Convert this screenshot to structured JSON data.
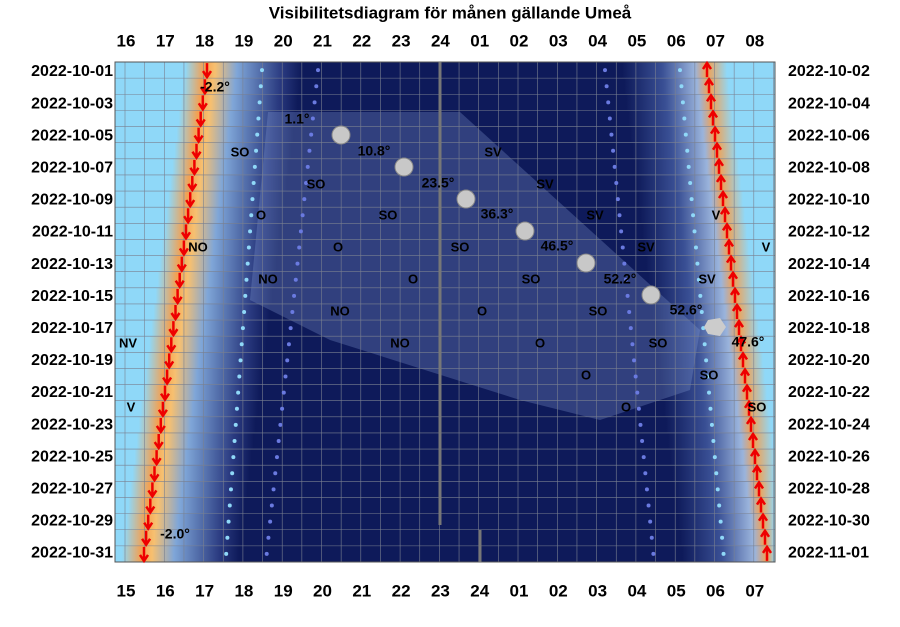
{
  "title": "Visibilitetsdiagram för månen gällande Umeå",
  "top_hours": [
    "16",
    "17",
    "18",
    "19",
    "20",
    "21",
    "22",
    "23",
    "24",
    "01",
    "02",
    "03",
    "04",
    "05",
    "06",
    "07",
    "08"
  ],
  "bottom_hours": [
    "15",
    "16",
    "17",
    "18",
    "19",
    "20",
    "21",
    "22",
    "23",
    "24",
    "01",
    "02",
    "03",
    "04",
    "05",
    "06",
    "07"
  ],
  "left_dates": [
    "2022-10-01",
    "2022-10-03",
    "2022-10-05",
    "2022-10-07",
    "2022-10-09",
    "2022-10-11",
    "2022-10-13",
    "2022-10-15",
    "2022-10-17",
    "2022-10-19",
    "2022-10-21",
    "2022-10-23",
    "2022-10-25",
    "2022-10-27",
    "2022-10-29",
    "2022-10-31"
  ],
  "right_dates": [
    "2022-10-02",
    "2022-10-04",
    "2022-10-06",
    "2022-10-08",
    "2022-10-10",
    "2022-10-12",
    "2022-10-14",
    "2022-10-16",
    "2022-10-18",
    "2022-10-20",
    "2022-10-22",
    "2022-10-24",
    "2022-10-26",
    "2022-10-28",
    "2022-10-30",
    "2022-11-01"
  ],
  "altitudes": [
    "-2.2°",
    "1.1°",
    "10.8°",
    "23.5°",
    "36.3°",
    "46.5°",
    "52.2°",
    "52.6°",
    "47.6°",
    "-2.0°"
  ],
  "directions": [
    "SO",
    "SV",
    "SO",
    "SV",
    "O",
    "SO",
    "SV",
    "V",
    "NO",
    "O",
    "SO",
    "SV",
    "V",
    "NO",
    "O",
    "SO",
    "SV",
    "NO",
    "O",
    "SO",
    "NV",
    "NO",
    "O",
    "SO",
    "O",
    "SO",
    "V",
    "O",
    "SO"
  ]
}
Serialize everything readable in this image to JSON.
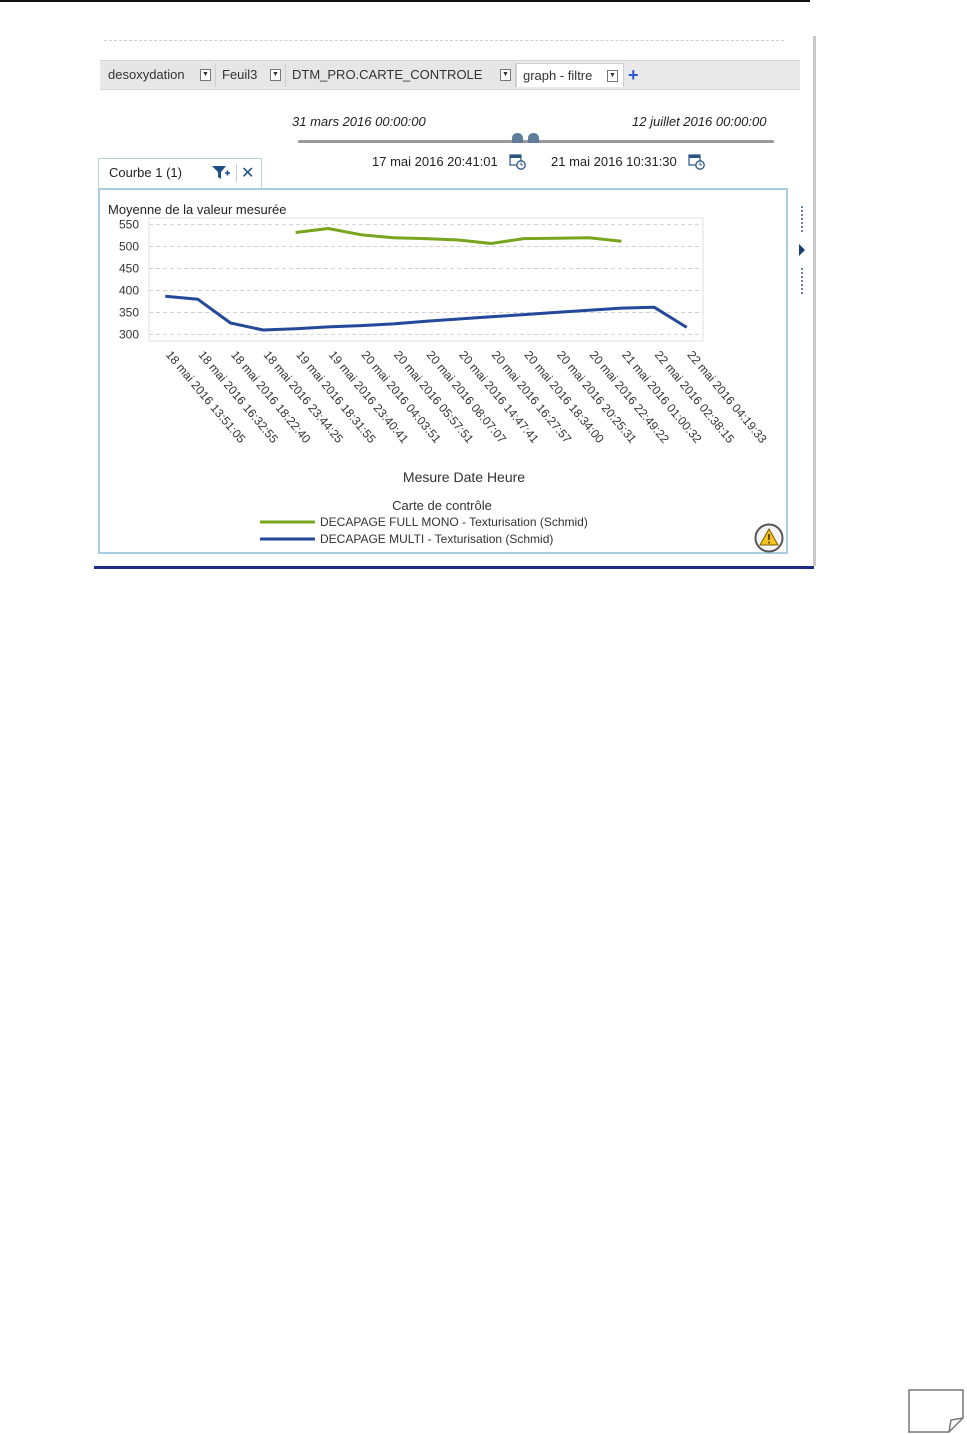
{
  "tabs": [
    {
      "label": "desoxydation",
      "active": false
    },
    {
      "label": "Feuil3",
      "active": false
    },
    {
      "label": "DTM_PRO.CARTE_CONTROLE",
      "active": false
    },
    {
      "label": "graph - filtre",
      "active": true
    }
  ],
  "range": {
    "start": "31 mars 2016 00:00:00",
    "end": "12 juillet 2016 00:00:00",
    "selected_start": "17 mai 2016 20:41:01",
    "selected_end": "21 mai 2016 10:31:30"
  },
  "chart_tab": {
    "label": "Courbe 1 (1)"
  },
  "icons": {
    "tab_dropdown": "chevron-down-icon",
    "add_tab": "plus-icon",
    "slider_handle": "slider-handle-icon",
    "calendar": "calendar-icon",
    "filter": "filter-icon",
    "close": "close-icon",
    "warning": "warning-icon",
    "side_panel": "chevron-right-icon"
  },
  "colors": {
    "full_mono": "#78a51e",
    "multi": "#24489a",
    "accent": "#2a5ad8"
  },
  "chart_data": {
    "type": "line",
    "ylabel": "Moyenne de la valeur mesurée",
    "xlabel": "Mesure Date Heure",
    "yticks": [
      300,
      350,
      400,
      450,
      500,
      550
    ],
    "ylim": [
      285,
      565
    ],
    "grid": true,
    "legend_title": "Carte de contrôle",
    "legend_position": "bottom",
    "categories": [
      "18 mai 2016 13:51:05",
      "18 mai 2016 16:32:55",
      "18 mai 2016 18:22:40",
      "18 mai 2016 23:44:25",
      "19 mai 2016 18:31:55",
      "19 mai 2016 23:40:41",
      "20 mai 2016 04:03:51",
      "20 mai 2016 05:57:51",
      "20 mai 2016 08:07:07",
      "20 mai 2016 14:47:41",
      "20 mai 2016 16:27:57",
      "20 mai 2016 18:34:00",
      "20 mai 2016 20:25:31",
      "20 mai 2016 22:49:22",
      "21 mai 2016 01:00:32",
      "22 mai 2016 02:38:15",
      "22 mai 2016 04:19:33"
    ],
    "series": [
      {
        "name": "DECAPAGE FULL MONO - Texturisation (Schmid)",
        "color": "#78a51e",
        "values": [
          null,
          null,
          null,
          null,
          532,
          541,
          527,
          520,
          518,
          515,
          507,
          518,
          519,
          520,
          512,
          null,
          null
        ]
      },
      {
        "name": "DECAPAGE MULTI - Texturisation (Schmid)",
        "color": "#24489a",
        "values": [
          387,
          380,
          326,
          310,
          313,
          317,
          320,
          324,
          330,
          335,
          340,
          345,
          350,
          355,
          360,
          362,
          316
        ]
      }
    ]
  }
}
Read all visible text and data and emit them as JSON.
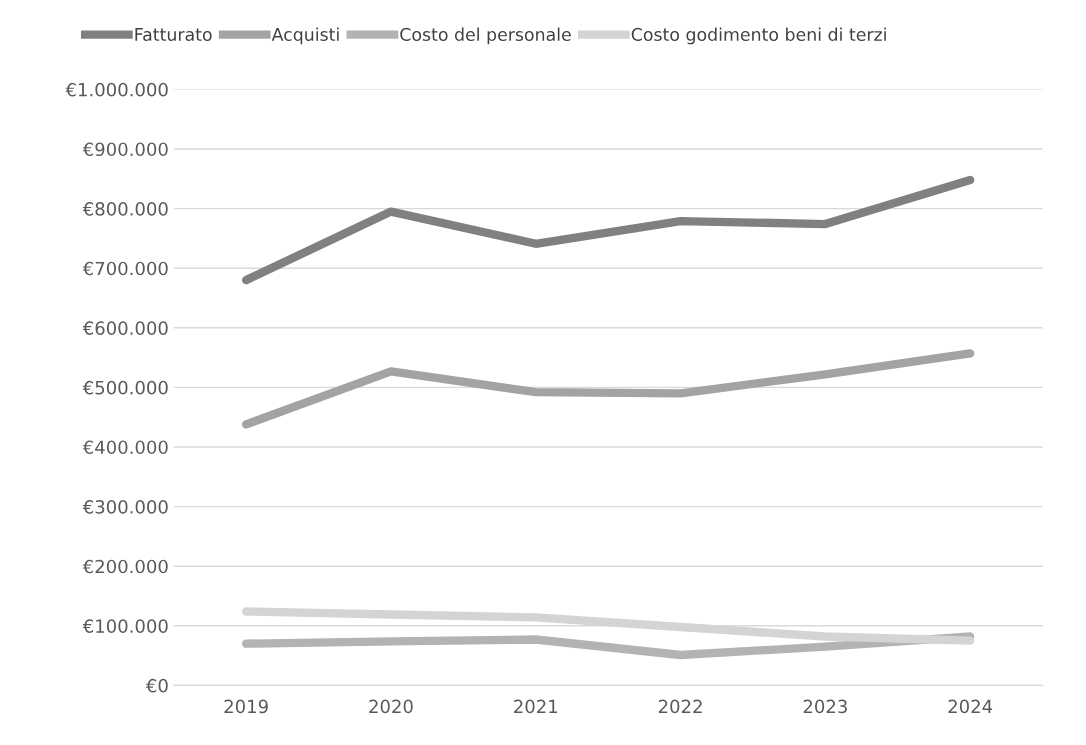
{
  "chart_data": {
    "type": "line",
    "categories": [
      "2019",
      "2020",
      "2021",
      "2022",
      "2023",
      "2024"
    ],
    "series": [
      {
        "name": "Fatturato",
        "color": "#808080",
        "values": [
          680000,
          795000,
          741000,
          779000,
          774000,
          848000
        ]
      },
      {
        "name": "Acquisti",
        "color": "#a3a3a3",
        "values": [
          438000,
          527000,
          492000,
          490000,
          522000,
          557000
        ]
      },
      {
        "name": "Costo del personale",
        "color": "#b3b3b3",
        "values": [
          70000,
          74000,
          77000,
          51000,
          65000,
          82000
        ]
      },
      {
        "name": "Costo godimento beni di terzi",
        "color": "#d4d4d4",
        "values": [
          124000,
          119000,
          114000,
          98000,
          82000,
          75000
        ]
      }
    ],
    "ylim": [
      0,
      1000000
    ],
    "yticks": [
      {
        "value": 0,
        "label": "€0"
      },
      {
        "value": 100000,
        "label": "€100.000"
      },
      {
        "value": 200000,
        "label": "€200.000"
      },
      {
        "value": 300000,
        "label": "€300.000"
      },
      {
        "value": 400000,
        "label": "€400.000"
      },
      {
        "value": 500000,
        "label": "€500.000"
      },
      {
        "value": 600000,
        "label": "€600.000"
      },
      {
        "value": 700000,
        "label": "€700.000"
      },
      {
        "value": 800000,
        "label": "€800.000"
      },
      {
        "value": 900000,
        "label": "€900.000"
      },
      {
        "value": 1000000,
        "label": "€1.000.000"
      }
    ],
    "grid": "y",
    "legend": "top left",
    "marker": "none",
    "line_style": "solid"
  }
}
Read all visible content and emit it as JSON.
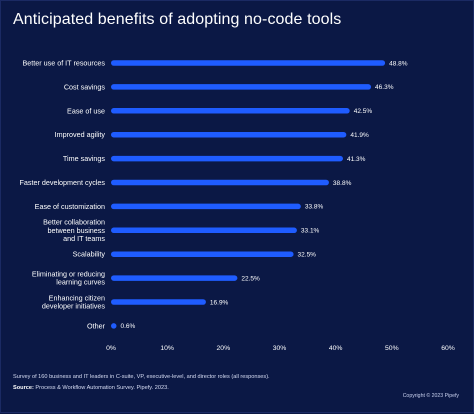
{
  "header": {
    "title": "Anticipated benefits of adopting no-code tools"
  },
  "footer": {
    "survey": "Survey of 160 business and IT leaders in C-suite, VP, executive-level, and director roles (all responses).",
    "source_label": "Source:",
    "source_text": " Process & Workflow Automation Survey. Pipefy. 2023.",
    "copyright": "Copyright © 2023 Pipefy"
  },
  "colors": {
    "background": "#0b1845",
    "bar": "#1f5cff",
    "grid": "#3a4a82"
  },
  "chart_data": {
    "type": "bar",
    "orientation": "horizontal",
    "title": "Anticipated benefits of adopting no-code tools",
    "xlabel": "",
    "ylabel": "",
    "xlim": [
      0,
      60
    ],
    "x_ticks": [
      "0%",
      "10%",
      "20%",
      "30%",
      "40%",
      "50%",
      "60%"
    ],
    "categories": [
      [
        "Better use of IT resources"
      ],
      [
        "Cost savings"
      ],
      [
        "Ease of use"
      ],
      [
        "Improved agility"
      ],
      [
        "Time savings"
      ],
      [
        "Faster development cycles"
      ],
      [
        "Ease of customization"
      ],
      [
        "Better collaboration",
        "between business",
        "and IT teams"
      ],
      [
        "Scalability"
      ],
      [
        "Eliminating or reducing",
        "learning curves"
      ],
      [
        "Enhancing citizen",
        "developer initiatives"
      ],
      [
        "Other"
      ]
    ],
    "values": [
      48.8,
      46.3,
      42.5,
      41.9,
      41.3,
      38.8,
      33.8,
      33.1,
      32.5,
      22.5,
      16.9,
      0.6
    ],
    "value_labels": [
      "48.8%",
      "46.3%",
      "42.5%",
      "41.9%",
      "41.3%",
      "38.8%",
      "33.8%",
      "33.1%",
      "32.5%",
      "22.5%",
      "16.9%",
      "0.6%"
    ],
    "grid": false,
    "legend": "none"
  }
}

++++++++

*EXERCISE OBJECTIVE*:
Above are some records. Count the lines among them with the word "Anticipated", and answer with the number only.

*RESULT FOR THIS EXERCISE*:
2